● Work required
Output the material beneath this task exactly, images excluded.

Dataset entries
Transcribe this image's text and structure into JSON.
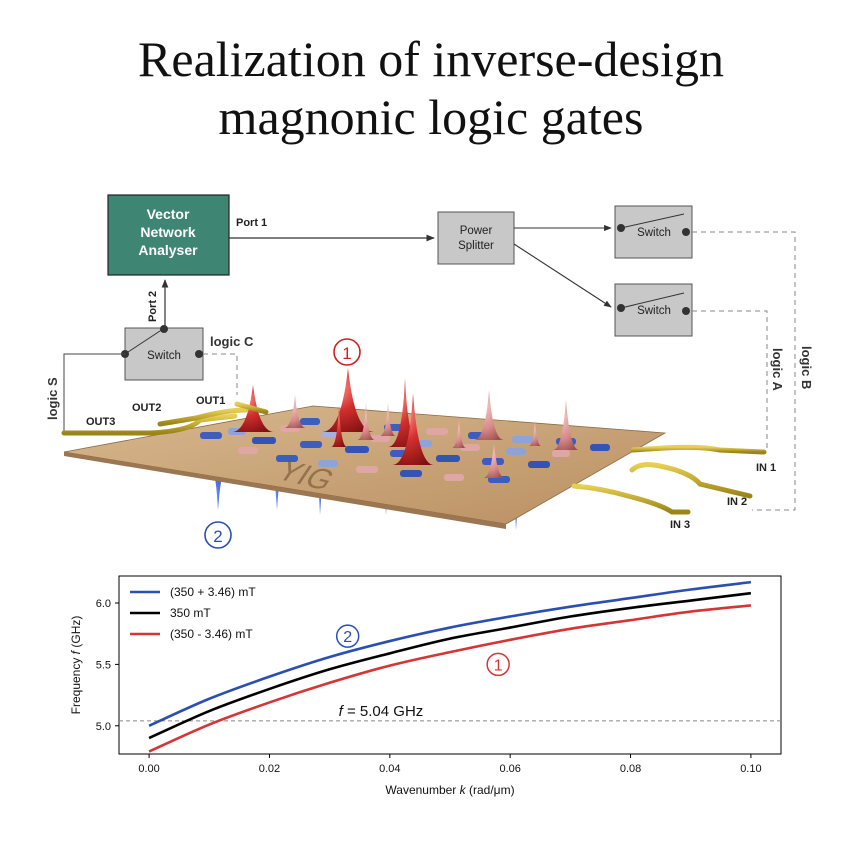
{
  "title": {
    "line1": "Realization of inverse-design",
    "line2": "magnonic logic gates"
  },
  "diagram": {
    "vna_line1": "Vector",
    "vna_line2": "Network",
    "vna_line3": "Analyser",
    "port1": "Port 1",
    "port2": "Port 2",
    "splitter_line1": "Power",
    "splitter_line2": "Splitter",
    "switch_label": "Switch",
    "logic_c": "logic C",
    "logic_s": "logic S",
    "logic_a": "logic A",
    "logic_b": "logic B",
    "out1": "OUT1",
    "out2": "OUT2",
    "out3": "OUT3",
    "in1": "IN 1",
    "in2": "IN 2",
    "in3": "IN 3",
    "material": "YIG",
    "marker1": "1",
    "marker2": "2",
    "colors": {
      "vna_fill": "#3e8574",
      "box_fill": "#c8c8c8",
      "slab": "#c9a57b",
      "antenna": "#c8ad2e",
      "peak_red": "#c62828",
      "peak_blue": "#1f4fbf",
      "marker_red": "#cc2222",
      "marker_blue": "#2a4fb0"
    }
  },
  "chart_data": {
    "type": "line",
    "xlabel_prefix": "Wavenumber",
    "xlabel_var": "k",
    "xlabel_unit": "(rad/μm)",
    "ylabel_prefix": "Frequency",
    "ylabel_var": "f",
    "ylabel_unit": "(GHz)",
    "xlim": [
      -0.005,
      0.105
    ],
    "ylim": [
      4.77,
      6.22
    ],
    "xticks": [
      0.0,
      0.02,
      0.04,
      0.06,
      0.08,
      0.1
    ],
    "xtick_labels": [
      "0.00",
      "0.02",
      "0.04",
      "0.06",
      "0.08",
      "0.10"
    ],
    "yticks": [
      5.0,
      5.5,
      6.0
    ],
    "ytick_labels": [
      "5.0",
      "5.5",
      "6.0"
    ],
    "hline": {
      "y": 5.04,
      "label_var": "f",
      "label_text": " = 5.04 GHz"
    },
    "legend_position": "top-left",
    "series": [
      {
        "name": "(350 + 3.46) mT",
        "color": "#2a4fb0",
        "x": [
          0,
          0.01,
          0.02,
          0.03,
          0.04,
          0.05,
          0.06,
          0.07,
          0.08,
          0.09,
          0.1
        ],
        "y": [
          5.0,
          5.22,
          5.4,
          5.56,
          5.69,
          5.8,
          5.89,
          5.97,
          6.04,
          6.11,
          6.17
        ]
      },
      {
        "name": "350 mT",
        "color": "#000000",
        "x": [
          0,
          0.01,
          0.02,
          0.03,
          0.04,
          0.05,
          0.06,
          0.07,
          0.08,
          0.09,
          0.1
        ],
        "y": [
          4.9,
          5.12,
          5.3,
          5.46,
          5.59,
          5.71,
          5.8,
          5.89,
          5.96,
          6.02,
          6.08
        ]
      },
      {
        "name": "(350 - 3.46) mT",
        "color": "#d43535",
        "x": [
          0,
          0.01,
          0.02,
          0.03,
          0.04,
          0.05,
          0.06,
          0.07,
          0.08,
          0.09,
          0.1
        ],
        "y": [
          4.79,
          5.01,
          5.19,
          5.35,
          5.49,
          5.6,
          5.7,
          5.79,
          5.86,
          5.93,
          5.98
        ]
      }
    ],
    "annotations": [
      {
        "text": "2",
        "x": 0.033,
        "y": 5.73,
        "color": "#2a4fb0"
      },
      {
        "text": "1",
        "x": 0.058,
        "y": 5.5,
        "color": "#d43535"
      }
    ]
  }
}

● The output
Transcribe this image's text and structure into JSON.
{
  "title": {
    "line1": "Realization of inverse-design",
    "line2": "magnonic logic gates"
  },
  "diagram": {
    "vna_line1": "Vector",
    "vna_line2": "Network",
    "vna_line3": "Analyser",
    "port1": "Port 1",
    "port2": "Port 2",
    "splitter_line1": "Power",
    "splitter_line2": "Splitter",
    "switch_label": "Switch",
    "logic_c": "logic C",
    "logic_s": "logic S",
    "logic_a": "logic A",
    "logic_b": "logic B",
    "out1": "OUT1",
    "out2": "OUT2",
    "out3": "OUT3",
    "in1": "IN 1",
    "in2": "IN 2",
    "in3": "IN 3",
    "material": "YIG",
    "marker1": "1",
    "marker2": "2",
    "colors": {
      "vna_fill": "#3e8574",
      "box_fill": "#c8c8c8",
      "slab": "#c9a57b",
      "antenna": "#c8ad2e",
      "peak_red": "#c62828",
      "peak_blue": "#1f4fbf",
      "marker_red": "#cc2222",
      "marker_blue": "#2a4fb0"
    }
  },
  "chart_data": {
    "type": "line",
    "xlabel_prefix": "Wavenumber",
    "xlabel_var": "k",
    "xlabel_unit": "(rad/μm)",
    "ylabel_prefix": "Frequency",
    "ylabel_var": "f",
    "ylabel_unit": "(GHz)",
    "xlim": [
      -0.005,
      0.105
    ],
    "ylim": [
      4.77,
      6.22
    ],
    "xticks": [
      0.0,
      0.02,
      0.04,
      0.06,
      0.08,
      0.1
    ],
    "xtick_labels": [
      "0.00",
      "0.02",
      "0.04",
      "0.06",
      "0.08",
      "0.10"
    ],
    "yticks": [
      5.0,
      5.5,
      6.0
    ],
    "ytick_labels": [
      "5.0",
      "5.5",
      "6.0"
    ],
    "hline": {
      "y": 5.04,
      "label_var": "f",
      "label_text": " = 5.04 GHz"
    },
    "legend_position": "top-left",
    "series": [
      {
        "name": "(350 + 3.46) mT",
        "color": "#2a4fb0",
        "x": [
          0,
          0.01,
          0.02,
          0.03,
          0.04,
          0.05,
          0.06,
          0.07,
          0.08,
          0.09,
          0.1
        ],
        "y": [
          5.0,
          5.22,
          5.4,
          5.56,
          5.69,
          5.8,
          5.89,
          5.97,
          6.04,
          6.11,
          6.17
        ]
      },
      {
        "name": "350 mT",
        "color": "#000000",
        "x": [
          0,
          0.01,
          0.02,
          0.03,
          0.04,
          0.05,
          0.06,
          0.07,
          0.08,
          0.09,
          0.1
        ],
        "y": [
          4.9,
          5.12,
          5.3,
          5.46,
          5.59,
          5.71,
          5.8,
          5.89,
          5.96,
          6.02,
          6.08
        ]
      },
      {
        "name": "(350 - 3.46) mT",
        "color": "#d43535",
        "x": [
          0,
          0.01,
          0.02,
          0.03,
          0.04,
          0.05,
          0.06,
          0.07,
          0.08,
          0.09,
          0.1
        ],
        "y": [
          4.79,
          5.01,
          5.19,
          5.35,
          5.49,
          5.6,
          5.7,
          5.79,
          5.86,
          5.93,
          5.98
        ]
      }
    ],
    "annotations": [
      {
        "text": "2",
        "x": 0.033,
        "y": 5.73,
        "color": "#2a4fb0"
      },
      {
        "text": "1",
        "x": 0.058,
        "y": 5.5,
        "color": "#d43535"
      }
    ]
  }
}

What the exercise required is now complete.